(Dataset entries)
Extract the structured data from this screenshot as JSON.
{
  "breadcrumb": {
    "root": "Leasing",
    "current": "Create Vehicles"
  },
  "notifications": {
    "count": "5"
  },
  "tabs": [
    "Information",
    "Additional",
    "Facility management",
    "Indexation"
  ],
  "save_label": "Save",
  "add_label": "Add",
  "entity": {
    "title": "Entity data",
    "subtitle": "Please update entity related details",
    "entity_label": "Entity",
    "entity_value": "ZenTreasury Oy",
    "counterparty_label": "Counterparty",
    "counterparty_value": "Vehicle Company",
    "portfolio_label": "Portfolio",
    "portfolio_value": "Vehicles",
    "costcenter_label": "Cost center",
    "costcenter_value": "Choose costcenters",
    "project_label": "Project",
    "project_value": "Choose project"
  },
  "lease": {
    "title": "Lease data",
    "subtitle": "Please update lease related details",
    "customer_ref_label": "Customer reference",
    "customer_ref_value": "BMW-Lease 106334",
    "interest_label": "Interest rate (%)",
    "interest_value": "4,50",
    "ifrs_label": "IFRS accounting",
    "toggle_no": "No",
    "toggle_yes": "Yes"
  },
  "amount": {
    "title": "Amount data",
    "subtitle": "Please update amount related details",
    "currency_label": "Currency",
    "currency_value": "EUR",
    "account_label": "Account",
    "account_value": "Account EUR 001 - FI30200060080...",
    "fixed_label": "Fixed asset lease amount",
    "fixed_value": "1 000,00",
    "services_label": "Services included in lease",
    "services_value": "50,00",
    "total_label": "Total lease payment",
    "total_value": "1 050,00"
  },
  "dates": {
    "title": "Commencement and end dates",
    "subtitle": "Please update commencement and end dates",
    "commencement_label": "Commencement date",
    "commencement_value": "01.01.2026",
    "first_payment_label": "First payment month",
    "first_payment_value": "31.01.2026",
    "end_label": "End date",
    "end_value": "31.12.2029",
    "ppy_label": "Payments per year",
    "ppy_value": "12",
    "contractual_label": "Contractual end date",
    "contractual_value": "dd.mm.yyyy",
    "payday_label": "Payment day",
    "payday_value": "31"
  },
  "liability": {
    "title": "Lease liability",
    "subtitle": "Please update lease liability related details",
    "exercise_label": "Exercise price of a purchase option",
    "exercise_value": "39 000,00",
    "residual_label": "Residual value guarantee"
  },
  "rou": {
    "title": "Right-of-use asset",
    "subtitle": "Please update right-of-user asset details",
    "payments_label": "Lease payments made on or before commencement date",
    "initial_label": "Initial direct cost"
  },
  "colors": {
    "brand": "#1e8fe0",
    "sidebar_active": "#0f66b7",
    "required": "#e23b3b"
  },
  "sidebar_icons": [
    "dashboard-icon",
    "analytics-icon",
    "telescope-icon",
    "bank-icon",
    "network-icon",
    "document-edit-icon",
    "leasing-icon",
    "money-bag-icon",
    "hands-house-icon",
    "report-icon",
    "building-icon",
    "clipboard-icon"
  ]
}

## What needs to be done
Extract every line above that contains the word "Vehicles".

## Answer to the problem
    "current": "Create Vehicles"
    "portfolio_value": "Vehicles",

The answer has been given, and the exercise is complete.